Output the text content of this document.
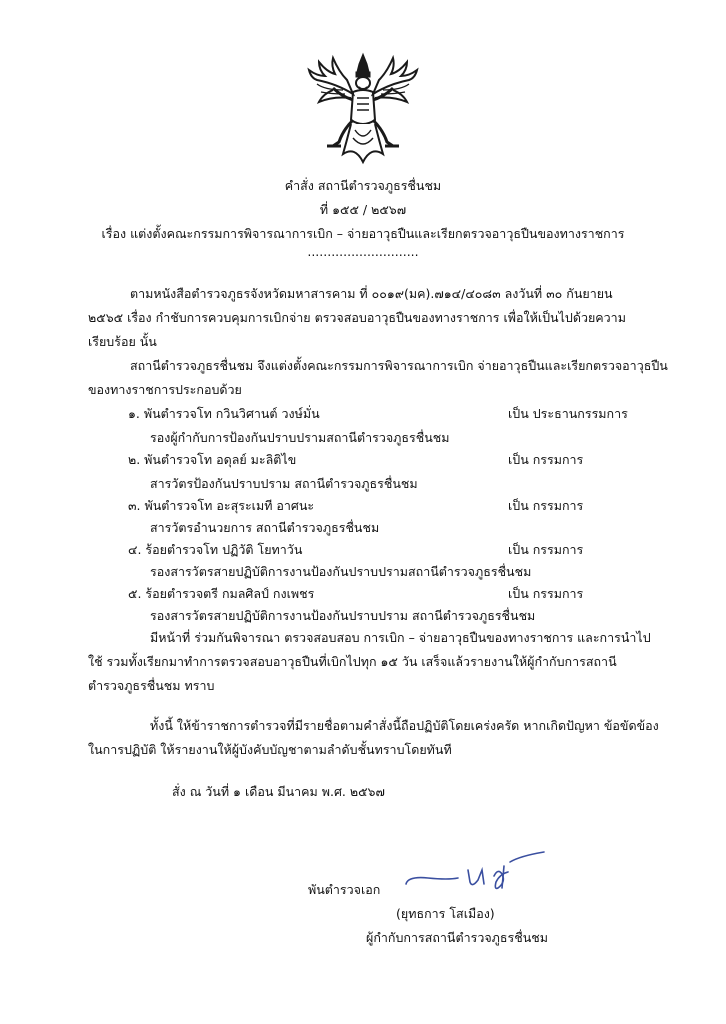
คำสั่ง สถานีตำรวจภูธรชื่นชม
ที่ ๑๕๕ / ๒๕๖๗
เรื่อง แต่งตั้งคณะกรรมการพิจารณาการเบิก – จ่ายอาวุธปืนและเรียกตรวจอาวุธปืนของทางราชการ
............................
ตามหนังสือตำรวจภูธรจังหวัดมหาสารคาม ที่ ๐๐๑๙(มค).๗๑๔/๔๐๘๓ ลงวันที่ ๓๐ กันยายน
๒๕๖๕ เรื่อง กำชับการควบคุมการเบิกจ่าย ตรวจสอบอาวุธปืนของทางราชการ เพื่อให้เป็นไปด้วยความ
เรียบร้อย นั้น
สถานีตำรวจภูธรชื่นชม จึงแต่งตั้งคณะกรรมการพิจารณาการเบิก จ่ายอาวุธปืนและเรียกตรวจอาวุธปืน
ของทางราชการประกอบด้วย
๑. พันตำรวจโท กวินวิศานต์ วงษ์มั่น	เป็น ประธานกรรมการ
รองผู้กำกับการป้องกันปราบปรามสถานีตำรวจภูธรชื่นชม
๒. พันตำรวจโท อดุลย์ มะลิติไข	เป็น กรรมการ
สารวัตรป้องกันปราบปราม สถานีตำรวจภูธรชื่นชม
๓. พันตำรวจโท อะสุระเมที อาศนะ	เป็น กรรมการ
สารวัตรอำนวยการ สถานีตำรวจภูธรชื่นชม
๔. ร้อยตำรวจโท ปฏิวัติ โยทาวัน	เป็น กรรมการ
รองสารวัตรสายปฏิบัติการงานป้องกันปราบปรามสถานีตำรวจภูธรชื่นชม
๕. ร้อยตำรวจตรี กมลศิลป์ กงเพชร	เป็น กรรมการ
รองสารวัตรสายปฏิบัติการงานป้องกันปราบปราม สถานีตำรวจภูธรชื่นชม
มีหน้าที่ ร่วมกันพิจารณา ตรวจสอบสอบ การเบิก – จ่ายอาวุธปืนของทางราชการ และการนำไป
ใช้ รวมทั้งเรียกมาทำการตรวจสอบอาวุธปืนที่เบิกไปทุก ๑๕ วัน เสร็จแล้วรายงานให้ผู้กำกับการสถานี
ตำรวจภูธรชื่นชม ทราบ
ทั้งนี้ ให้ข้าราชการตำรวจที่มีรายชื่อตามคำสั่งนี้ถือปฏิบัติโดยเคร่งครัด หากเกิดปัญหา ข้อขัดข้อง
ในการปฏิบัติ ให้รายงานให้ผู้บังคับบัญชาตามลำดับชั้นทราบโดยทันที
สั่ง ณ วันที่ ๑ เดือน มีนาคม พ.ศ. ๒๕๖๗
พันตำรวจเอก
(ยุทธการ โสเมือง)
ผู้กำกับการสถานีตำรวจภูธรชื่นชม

### The task
Using the listing above, list every line in which the string "การงานป" occurs.

### Task output
รองสารวัตรสายปฏิบัติการงานป้องกันปราบปรามสถานีตำรวจภูธรชื่นชม
รองสารวัตรสายปฏิบัติการงานป้องกันปราบปราม สถานีตำรวจภูธรชื่นชม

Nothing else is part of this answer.